[Extracted information start]

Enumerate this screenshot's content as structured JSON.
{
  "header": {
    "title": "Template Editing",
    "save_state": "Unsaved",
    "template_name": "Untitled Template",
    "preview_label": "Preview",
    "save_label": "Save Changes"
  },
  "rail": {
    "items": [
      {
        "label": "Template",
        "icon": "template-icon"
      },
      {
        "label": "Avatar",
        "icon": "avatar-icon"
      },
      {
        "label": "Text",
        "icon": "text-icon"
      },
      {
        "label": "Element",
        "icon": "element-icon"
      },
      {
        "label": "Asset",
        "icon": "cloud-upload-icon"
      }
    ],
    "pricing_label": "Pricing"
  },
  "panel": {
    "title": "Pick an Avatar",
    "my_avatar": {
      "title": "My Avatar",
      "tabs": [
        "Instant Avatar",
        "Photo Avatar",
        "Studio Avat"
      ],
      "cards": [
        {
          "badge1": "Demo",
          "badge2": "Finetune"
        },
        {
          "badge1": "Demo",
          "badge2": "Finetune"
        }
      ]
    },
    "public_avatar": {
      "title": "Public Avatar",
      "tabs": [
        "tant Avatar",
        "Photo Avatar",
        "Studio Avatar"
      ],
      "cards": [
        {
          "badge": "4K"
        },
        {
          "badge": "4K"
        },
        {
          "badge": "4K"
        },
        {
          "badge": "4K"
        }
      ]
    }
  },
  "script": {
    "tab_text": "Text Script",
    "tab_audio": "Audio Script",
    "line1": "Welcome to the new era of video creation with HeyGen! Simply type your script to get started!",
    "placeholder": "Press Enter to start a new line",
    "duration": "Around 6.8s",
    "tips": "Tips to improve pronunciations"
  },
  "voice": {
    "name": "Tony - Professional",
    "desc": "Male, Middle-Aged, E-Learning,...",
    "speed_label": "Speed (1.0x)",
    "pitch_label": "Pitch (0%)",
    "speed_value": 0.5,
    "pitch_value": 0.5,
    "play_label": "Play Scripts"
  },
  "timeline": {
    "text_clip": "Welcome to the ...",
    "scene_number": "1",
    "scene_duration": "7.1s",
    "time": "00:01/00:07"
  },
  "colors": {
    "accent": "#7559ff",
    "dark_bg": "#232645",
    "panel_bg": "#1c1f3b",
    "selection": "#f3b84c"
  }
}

[Extracted information end]

• Goal:
Output the entries verbatim.

• Finished exercise:
Enumerate this screenshot's content as structured JSON.
{
  "header": {
    "title": "Template Editing",
    "save_state": "Unsaved",
    "template_name": "Untitled Template",
    "preview_label": "Preview",
    "save_label": "Save Changes"
  },
  "rail": {
    "items": [
      {
        "label": "Template",
        "icon": "template-icon"
      },
      {
        "label": "Avatar",
        "icon": "avatar-icon"
      },
      {
        "label": "Text",
        "icon": "text-icon"
      },
      {
        "label": "Element",
        "icon": "element-icon"
      },
      {
        "label": "Asset",
        "icon": "cloud-upload-icon"
      }
    ],
    "pricing_label": "Pricing"
  },
  "panel": {
    "title": "Pick an Avatar",
    "my_avatar": {
      "title": "My Avatar",
      "tabs": [
        "Instant Avatar",
        "Photo Avatar",
        "Studio Avat"
      ],
      "cards": [
        {
          "badge1": "Demo",
          "badge2": "Finetune"
        },
        {
          "badge1": "Demo",
          "badge2": "Finetune"
        }
      ]
    },
    "public_avatar": {
      "title": "Public Avatar",
      "tabs": [
        "tant Avatar",
        "Photo Avatar",
        "Studio Avatar"
      ],
      "cards": [
        {
          "badge": "4K"
        },
        {
          "badge": "4K"
        },
        {
          "badge": "4K"
        },
        {
          "badge": "4K"
        }
      ]
    }
  },
  "script": {
    "tab_text": "Text Script",
    "tab_audio": "Audio Script",
    "line1": "Welcome to the new era of video creation with HeyGen! Simply type your script to get started!",
    "placeholder": "Press Enter to start a new line",
    "duration": "Around 6.8s",
    "tips": "Tips to improve pronunciations"
  },
  "voice": {
    "name": "Tony - Professional",
    "desc": "Male, Middle-Aged, E-Learning,...",
    "speed_label": "Speed (1.0x)",
    "pitch_label": "Pitch (0%)",
    "speed_value": 0.5,
    "pitch_value": 0.5,
    "play_label": "Play Scripts"
  },
  "timeline": {
    "text_clip": "Welcome to the ...",
    "scene_number": "1",
    "scene_duration": "7.1s",
    "time": "00:01/00:07"
  },
  "colors": {
    "accent": "#7559ff",
    "dark_bg": "#232645",
    "panel_bg": "#1c1f3b",
    "selection": "#f3b84c"
  }
}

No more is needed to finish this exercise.